____ RECORD EXTRACTS

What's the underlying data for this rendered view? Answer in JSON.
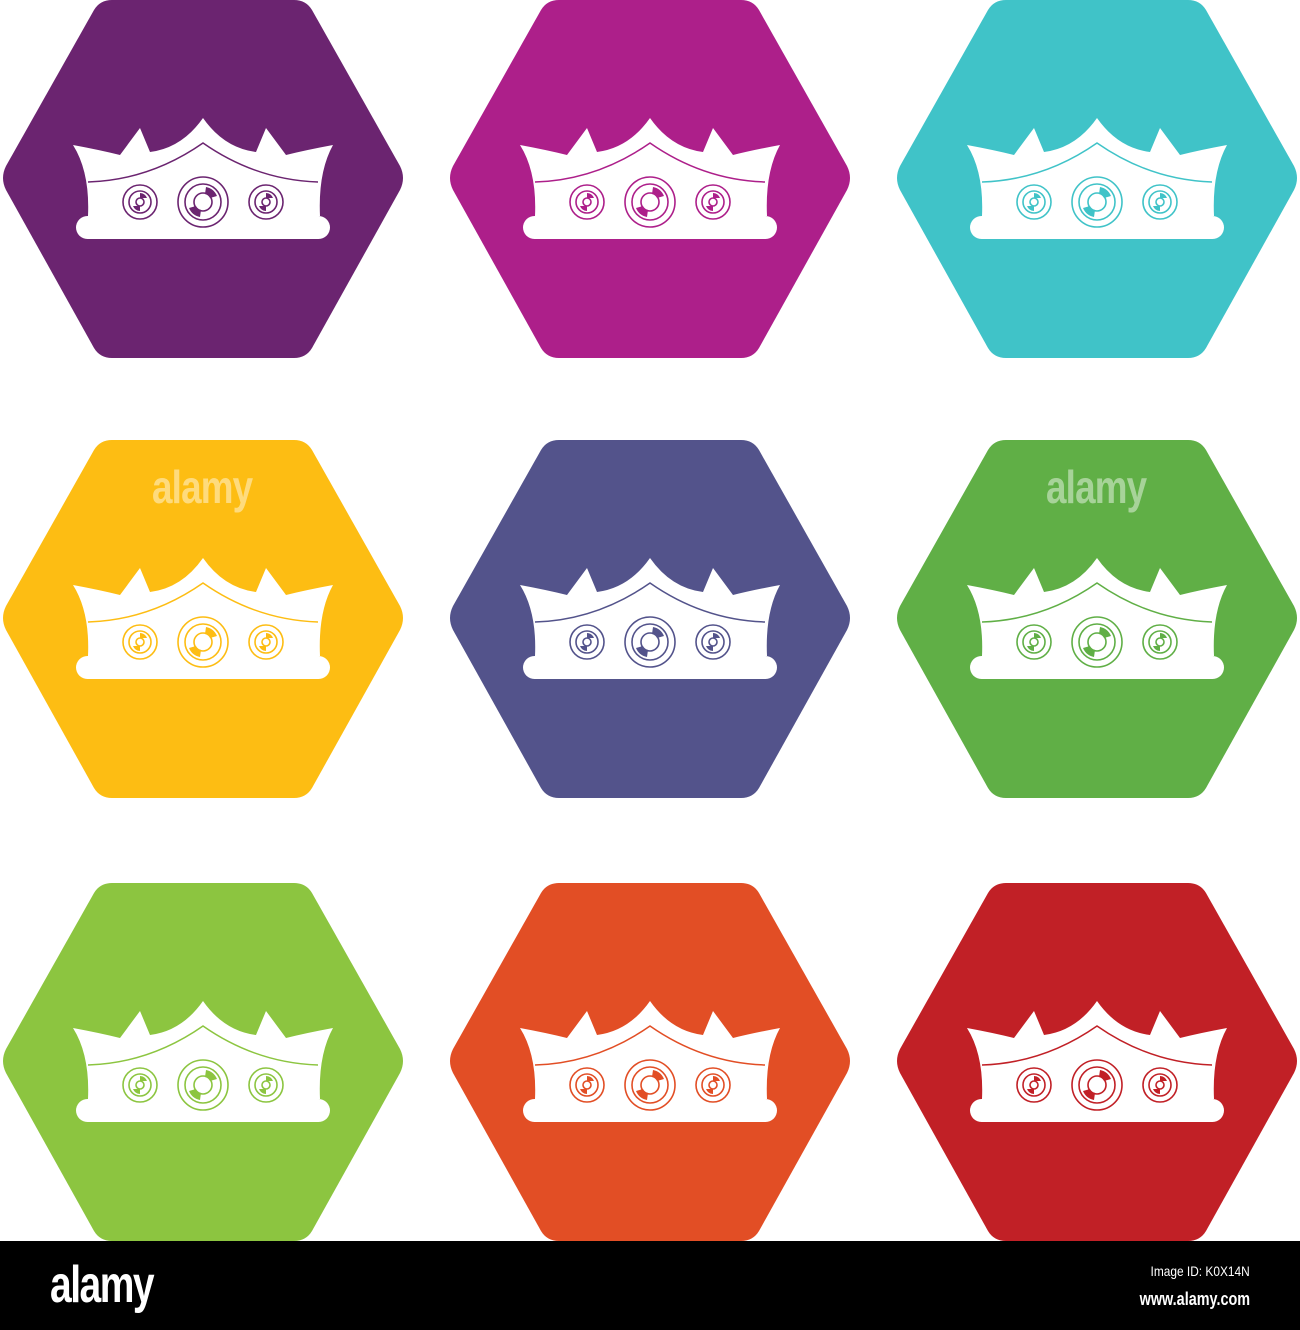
{
  "icons": [
    {
      "color": "#6b2470",
      "icon": "crown-icon"
    },
    {
      "color": "#ad1f8a",
      "icon": "crown-icon"
    },
    {
      "color": "#40c3c8",
      "icon": "crown-icon"
    },
    {
      "color": "#fdbd13",
      "icon": "crown-icon"
    },
    {
      "color": "#53538b",
      "icon": "crown-icon"
    },
    {
      "color": "#60af46",
      "icon": "crown-icon"
    },
    {
      "color": "#8cc540",
      "icon": "crown-icon"
    },
    {
      "color": "#e24e25",
      "icon": "crown-icon"
    },
    {
      "color": "#c12026",
      "icon": "crown-icon"
    }
  ],
  "watermark": "alamy",
  "footer": {
    "logo": "alamy",
    "image_id": "Image ID: K0X14N",
    "url": "www.alamy.com"
  }
}
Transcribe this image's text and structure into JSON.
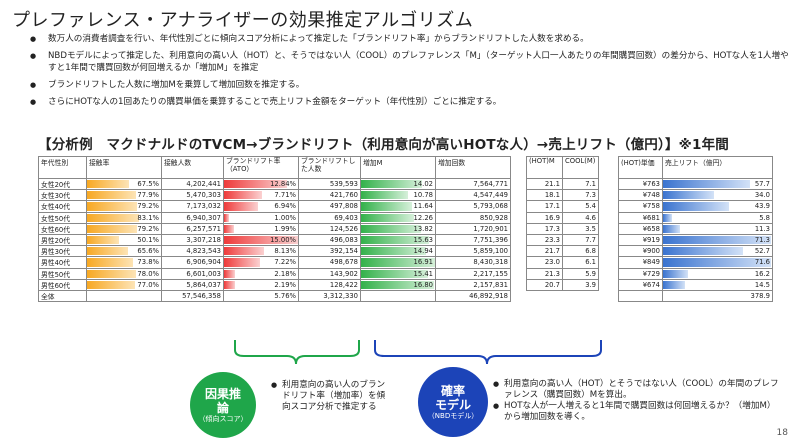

________

• [GOAL OF THE EXERCISE]:
All the lines above are to be given again exactly as they read, with the pictures removed.

• [ANSWER TO THIS TASK]:
What's the underlying data for this rendered view? Answer in JSON.
{
  "icons": [
    {
      "color": "#6b2470",
      "icon": "crown-icon"
    },
    {
      "color": "#ad1f8a",
      "icon": "crown-icon"
    },
    {
      "color": "#40c3c8",
      "icon": "crown-icon"
    },
    {
      "color": "#fdbd13",
      "icon": "crown-icon"
    },
    {
      "color": "#53538b",
      "icon": "crown-icon"
    },
    {
      "color": "#60af46",
      "icon": "crown-icon"
    },
    {
      "color": "#8cc540",
      "icon": "crown-icon"
    },
    {
      "color": "#e24e25",
      "icon": "crown-icon"
    },
    {
      "color": "#c12026",
      "icon": "crown-icon"
    }
  ],
  "watermark": "alamy",
  "footer": {
    "logo": "alamy",
    "image_id": "Image ID: K0X14N",
    "url": "www.alamy.com"
  }
}
Transcribe this image's text and structure into JSON.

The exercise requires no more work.